# Supplied data start

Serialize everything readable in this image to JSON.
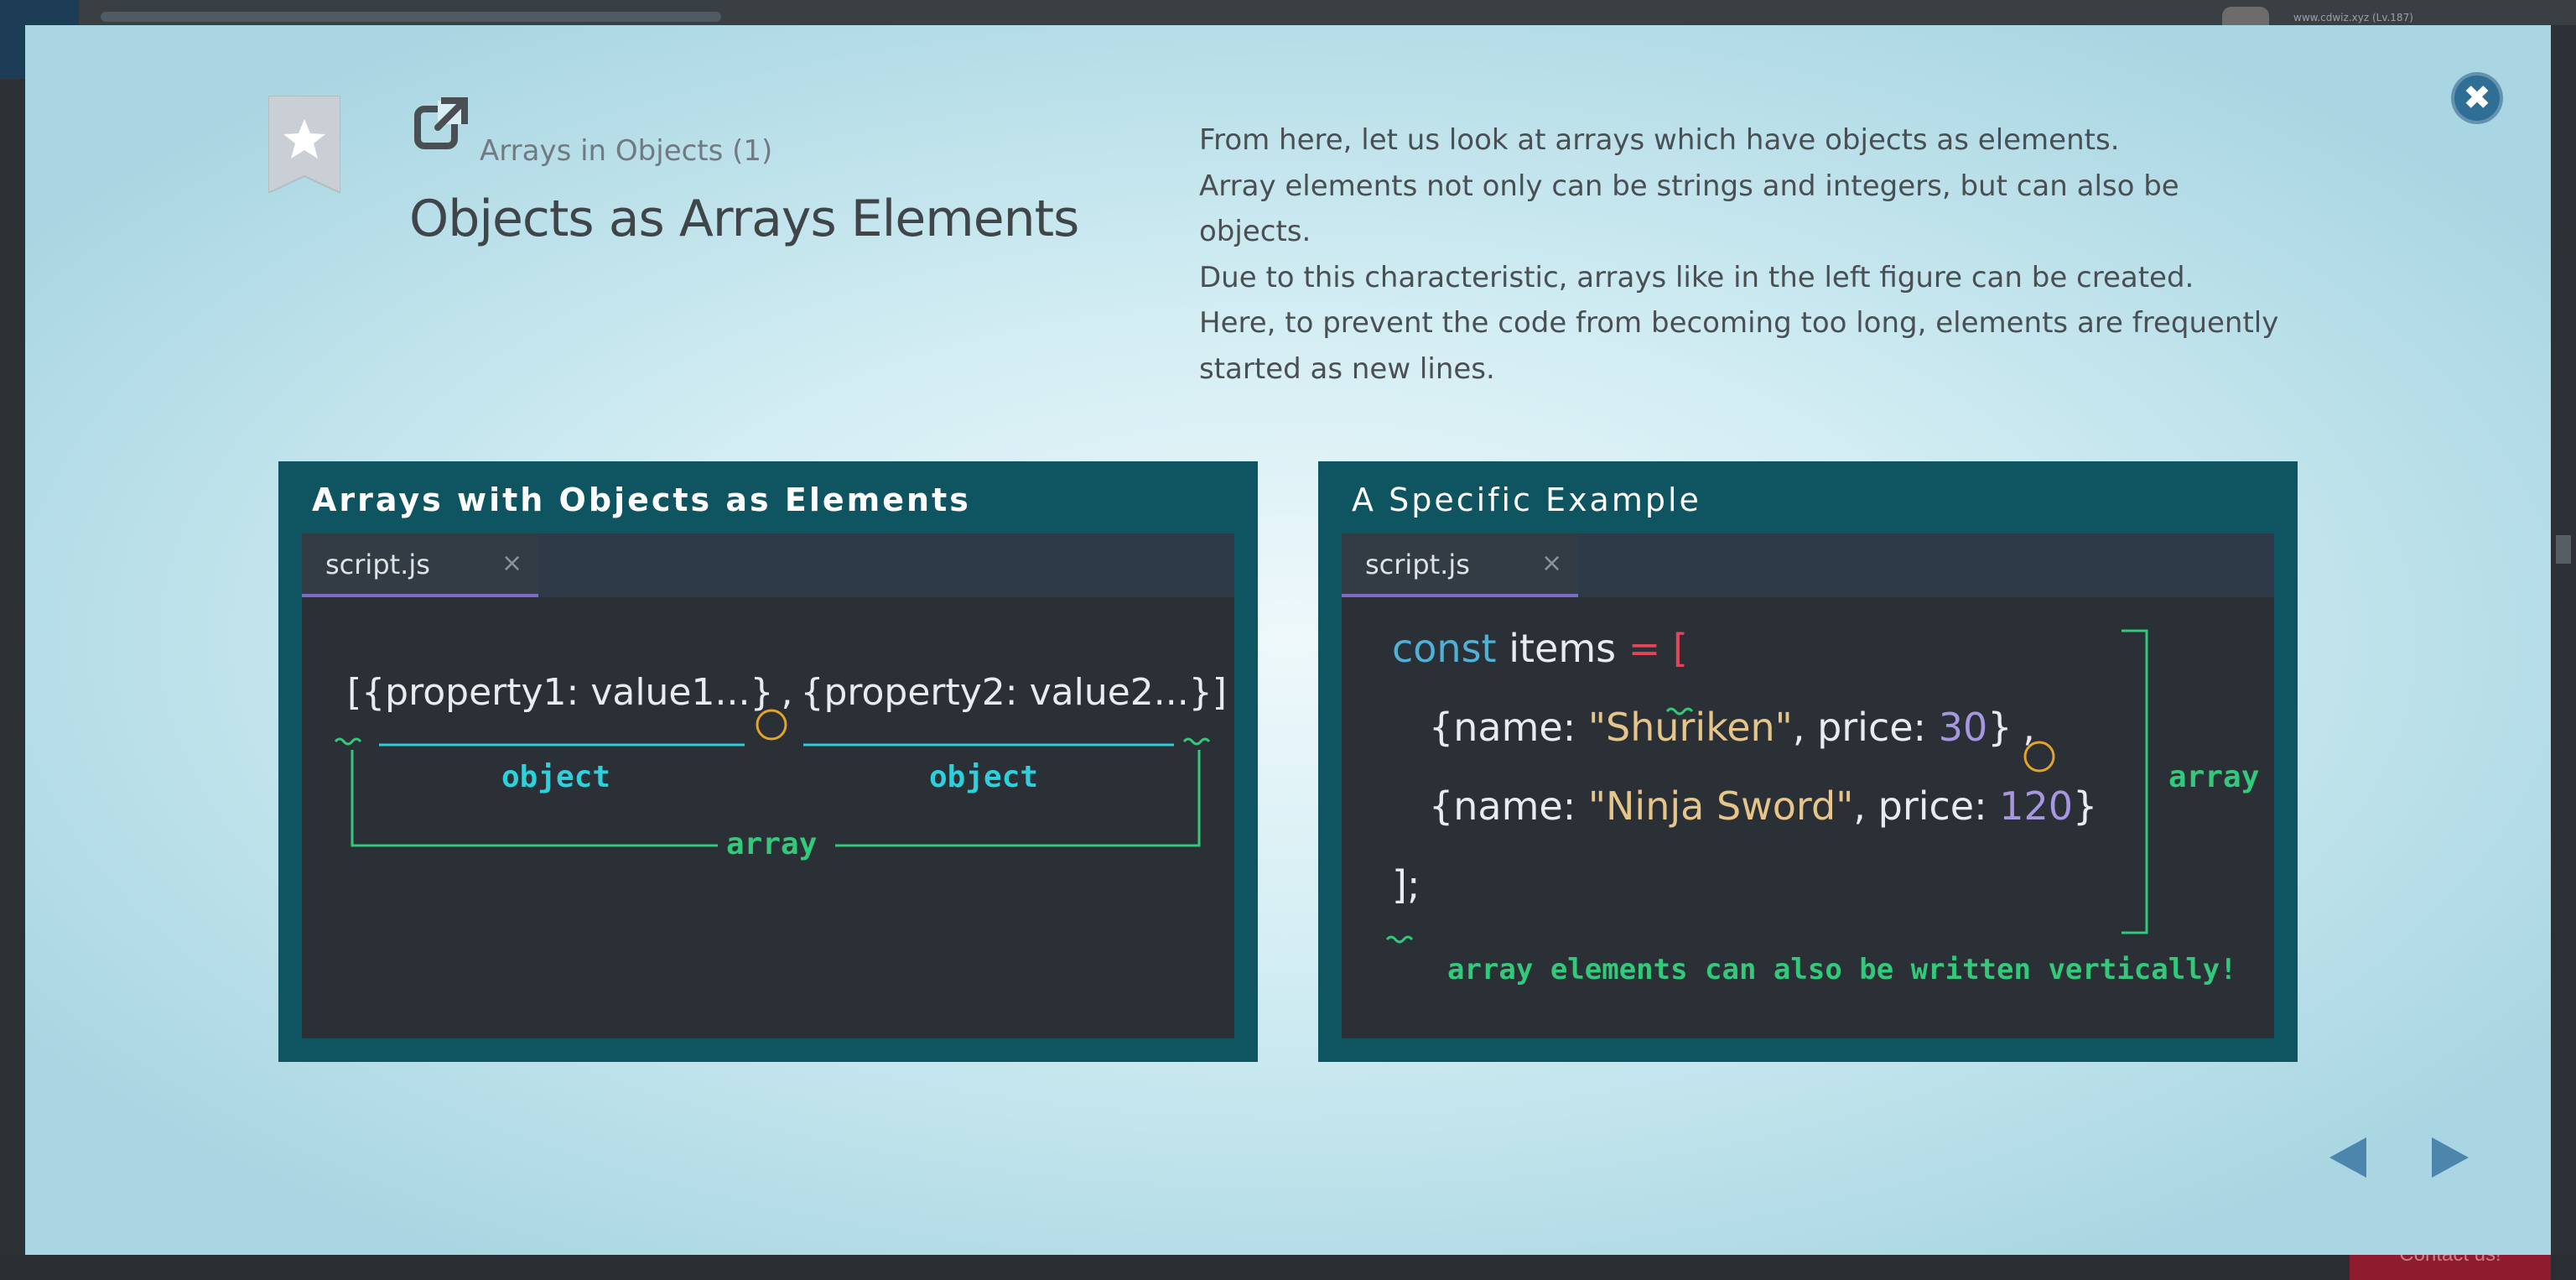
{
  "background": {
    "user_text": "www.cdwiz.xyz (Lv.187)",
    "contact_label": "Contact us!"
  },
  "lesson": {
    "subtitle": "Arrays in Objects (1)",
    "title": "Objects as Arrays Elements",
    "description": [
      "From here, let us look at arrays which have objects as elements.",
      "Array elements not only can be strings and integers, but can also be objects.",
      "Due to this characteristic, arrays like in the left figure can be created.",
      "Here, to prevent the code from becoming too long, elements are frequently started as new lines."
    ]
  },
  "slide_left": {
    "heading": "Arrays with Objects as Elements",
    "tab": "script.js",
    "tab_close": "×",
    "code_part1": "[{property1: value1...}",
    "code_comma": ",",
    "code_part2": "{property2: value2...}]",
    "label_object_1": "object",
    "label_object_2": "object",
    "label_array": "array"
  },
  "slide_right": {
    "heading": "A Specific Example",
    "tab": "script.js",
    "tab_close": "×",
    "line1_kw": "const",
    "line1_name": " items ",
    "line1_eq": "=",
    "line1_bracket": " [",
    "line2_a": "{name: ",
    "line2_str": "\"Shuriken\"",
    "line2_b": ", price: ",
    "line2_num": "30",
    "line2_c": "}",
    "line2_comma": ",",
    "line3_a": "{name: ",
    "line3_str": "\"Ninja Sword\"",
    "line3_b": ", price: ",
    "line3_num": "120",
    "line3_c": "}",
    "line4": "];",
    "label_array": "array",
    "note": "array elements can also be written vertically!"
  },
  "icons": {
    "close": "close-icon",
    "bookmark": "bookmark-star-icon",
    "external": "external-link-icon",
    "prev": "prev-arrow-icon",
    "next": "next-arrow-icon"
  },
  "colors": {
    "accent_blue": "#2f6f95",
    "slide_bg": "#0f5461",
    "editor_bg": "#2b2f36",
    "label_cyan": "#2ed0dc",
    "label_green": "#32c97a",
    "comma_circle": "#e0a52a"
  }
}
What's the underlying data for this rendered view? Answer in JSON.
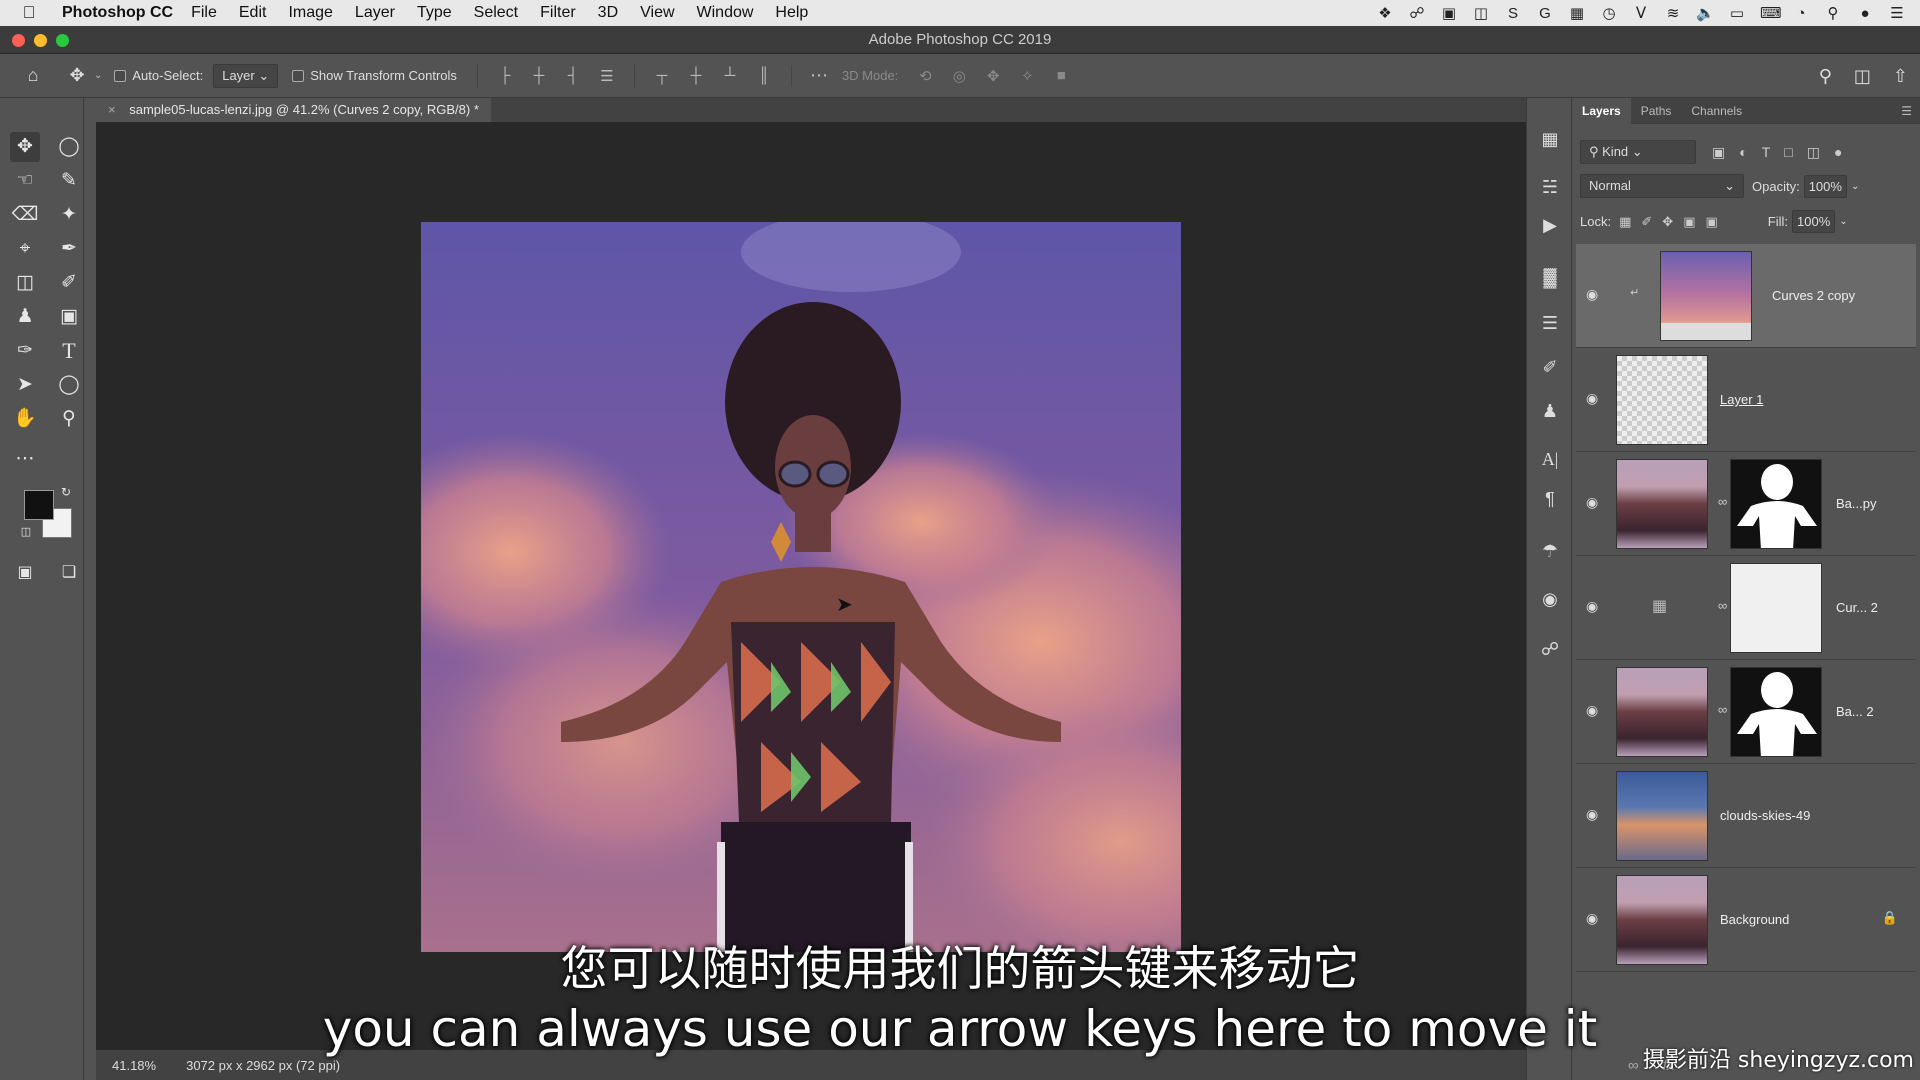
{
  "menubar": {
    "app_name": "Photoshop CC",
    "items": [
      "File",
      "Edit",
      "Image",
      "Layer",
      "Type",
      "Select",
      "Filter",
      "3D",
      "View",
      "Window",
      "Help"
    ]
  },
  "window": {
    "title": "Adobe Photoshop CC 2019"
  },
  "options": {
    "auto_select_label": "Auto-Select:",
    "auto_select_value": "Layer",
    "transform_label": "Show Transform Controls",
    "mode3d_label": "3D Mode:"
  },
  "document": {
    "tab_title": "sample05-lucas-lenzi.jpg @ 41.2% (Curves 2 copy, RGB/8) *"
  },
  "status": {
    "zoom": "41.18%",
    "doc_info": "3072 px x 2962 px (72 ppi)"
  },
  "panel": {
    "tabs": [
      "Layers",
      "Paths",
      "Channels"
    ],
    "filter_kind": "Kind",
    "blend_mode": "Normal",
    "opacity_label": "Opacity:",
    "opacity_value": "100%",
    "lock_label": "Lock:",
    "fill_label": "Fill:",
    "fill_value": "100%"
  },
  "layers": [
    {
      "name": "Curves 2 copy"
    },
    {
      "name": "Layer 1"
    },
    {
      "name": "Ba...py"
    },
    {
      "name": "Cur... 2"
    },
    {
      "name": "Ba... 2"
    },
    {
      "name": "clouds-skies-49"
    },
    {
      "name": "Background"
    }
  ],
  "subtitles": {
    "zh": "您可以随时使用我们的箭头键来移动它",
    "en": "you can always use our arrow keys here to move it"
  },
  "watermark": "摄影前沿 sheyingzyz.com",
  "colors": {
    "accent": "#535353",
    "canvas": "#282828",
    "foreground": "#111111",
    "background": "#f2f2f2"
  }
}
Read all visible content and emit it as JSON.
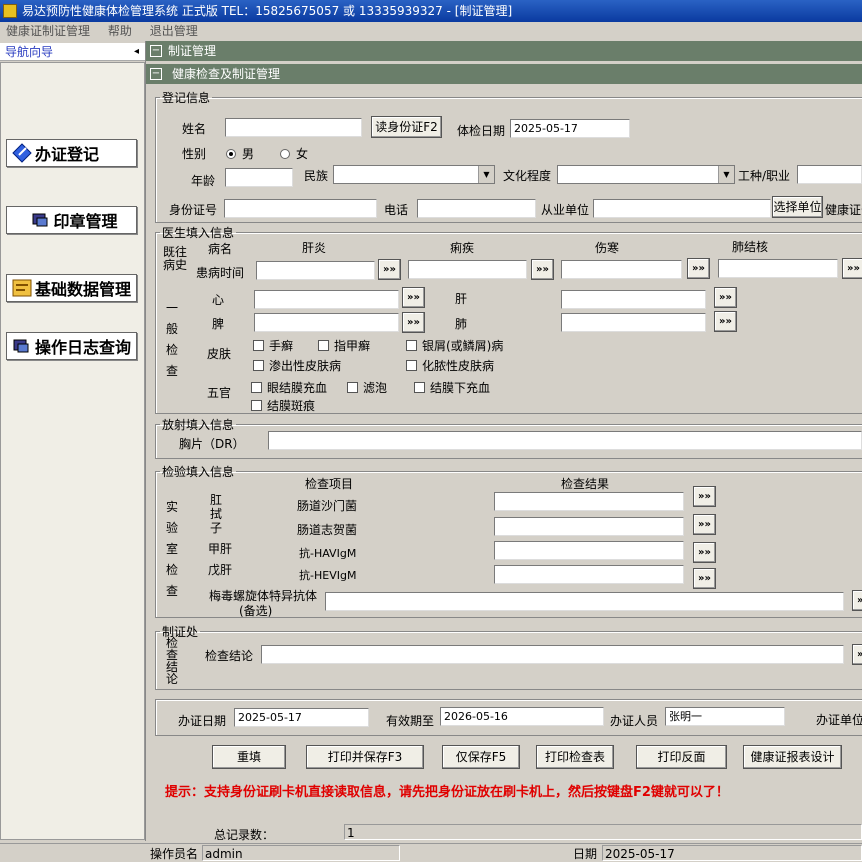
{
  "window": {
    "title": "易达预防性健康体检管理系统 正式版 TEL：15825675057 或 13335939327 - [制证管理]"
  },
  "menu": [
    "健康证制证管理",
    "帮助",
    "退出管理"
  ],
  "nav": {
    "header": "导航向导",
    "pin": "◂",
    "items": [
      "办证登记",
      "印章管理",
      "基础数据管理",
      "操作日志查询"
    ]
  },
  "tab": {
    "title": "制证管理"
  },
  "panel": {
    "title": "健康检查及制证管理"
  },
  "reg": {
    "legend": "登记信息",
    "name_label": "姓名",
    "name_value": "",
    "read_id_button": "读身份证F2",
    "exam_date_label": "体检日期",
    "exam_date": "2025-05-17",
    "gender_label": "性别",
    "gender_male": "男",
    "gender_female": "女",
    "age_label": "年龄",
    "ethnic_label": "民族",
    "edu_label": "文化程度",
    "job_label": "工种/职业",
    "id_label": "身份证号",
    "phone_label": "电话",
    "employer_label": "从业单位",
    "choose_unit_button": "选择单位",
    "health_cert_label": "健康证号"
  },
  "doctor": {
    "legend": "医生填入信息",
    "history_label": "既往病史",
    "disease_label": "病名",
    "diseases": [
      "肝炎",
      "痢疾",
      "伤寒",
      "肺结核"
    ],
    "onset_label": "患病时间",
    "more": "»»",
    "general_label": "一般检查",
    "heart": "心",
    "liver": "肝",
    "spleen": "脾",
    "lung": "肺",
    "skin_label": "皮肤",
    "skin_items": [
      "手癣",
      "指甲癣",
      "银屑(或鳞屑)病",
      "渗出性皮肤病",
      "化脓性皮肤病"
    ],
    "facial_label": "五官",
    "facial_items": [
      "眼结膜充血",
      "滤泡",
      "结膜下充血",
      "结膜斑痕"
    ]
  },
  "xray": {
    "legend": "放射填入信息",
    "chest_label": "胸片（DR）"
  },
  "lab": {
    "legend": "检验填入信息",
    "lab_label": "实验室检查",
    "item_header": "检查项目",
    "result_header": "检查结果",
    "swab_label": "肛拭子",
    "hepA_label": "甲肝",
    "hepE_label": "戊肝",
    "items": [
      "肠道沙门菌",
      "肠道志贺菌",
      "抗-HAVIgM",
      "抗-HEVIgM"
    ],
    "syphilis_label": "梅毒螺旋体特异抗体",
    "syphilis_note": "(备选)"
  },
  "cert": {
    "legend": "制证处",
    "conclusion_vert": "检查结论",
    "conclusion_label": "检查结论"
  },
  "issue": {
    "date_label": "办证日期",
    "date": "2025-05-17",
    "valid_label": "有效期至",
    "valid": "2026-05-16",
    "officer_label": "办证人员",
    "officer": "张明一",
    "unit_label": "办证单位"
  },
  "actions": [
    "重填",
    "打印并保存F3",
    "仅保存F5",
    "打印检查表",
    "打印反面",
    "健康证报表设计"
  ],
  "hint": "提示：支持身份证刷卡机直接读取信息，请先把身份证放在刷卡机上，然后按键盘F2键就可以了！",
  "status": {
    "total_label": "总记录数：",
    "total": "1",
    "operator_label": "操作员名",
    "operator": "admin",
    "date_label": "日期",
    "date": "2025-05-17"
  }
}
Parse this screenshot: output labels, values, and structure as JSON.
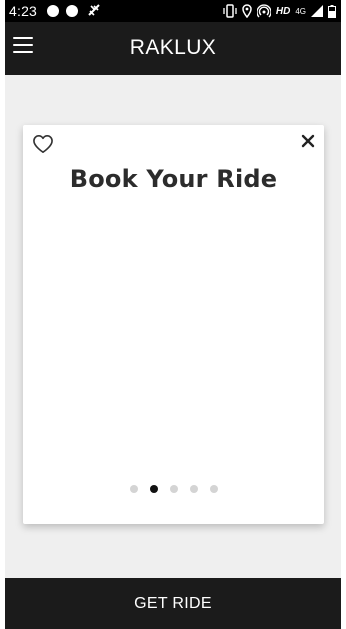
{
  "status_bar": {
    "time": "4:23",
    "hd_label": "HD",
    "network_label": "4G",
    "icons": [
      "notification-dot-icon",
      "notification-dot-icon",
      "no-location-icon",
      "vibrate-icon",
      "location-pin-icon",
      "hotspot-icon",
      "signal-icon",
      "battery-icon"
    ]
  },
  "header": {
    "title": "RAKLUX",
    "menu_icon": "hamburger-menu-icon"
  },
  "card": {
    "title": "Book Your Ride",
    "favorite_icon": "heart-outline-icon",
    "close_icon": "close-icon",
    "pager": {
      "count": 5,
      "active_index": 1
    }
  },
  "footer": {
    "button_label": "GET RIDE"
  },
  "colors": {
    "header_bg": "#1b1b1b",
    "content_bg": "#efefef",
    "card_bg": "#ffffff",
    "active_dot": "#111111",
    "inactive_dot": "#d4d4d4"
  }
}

# Supplied data end

#### What is needed
Write out again, exactly, each line from the one containing "Parse this screenshot: output" through the last line of the entries, and omit every picture.

#### Finished exercise
Parse this screenshot: output labels, values, and structure as JSON.
{
  "status_bar": {
    "time": "4:23",
    "hd_label": "HD",
    "network_label": "4G",
    "icons": [
      "notification-dot-icon",
      "notification-dot-icon",
      "no-location-icon",
      "vibrate-icon",
      "location-pin-icon",
      "hotspot-icon",
      "signal-icon",
      "battery-icon"
    ]
  },
  "header": {
    "title": "RAKLUX",
    "menu_icon": "hamburger-menu-icon"
  },
  "card": {
    "title": "Book Your Ride",
    "favorite_icon": "heart-outline-icon",
    "close_icon": "close-icon",
    "pager": {
      "count": 5,
      "active_index": 1
    }
  },
  "footer": {
    "button_label": "GET RIDE"
  },
  "colors": {
    "header_bg": "#1b1b1b",
    "content_bg": "#efefef",
    "card_bg": "#ffffff",
    "active_dot": "#111111",
    "inactive_dot": "#d4d4d4"
  }
}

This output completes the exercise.